**Task objective**: Restate the records below word for word, and omit the images they hold.

[Dataset records]
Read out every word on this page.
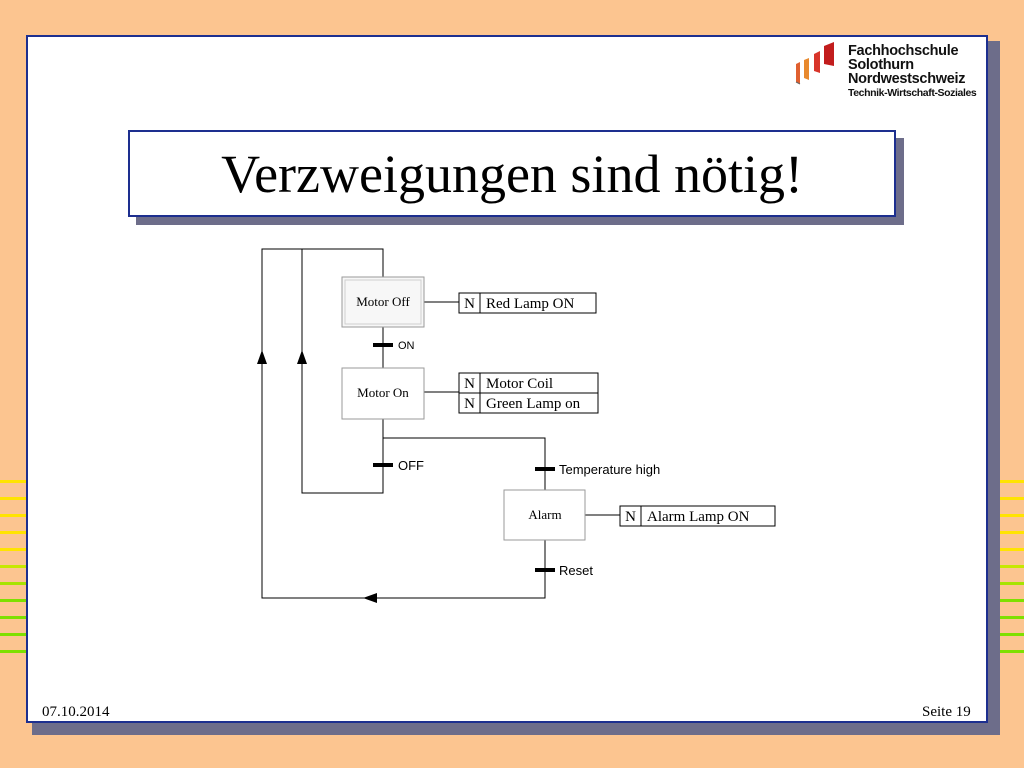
Fachhochschule
Solothurn
Nordwestschweiz
Technik-Wirtschaft-Soziales
Verzweigungen sind nötig!
ON
OFF	Temperature high
Reset
Motor Off
Motor On
Alarm
N Red Lamp ON
N Motor Coil
N Green Lamp on
N Alarm Lamp ON
07.10.2014	Seite 19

**Response for this exercise**:
Read out every word on this page.
Fachhochschule
Solothurn
Nordwestschweiz
Technik-Wirtschaft-Soziales
Verzweigungen sind nötig!
ON
OFF	Temperature high
Reset
Motor Off
Motor On
Alarm
N Red Lamp ON
N Motor Coil
N Green Lamp on
N Alarm Lamp ON
07.10.2014	Seite 19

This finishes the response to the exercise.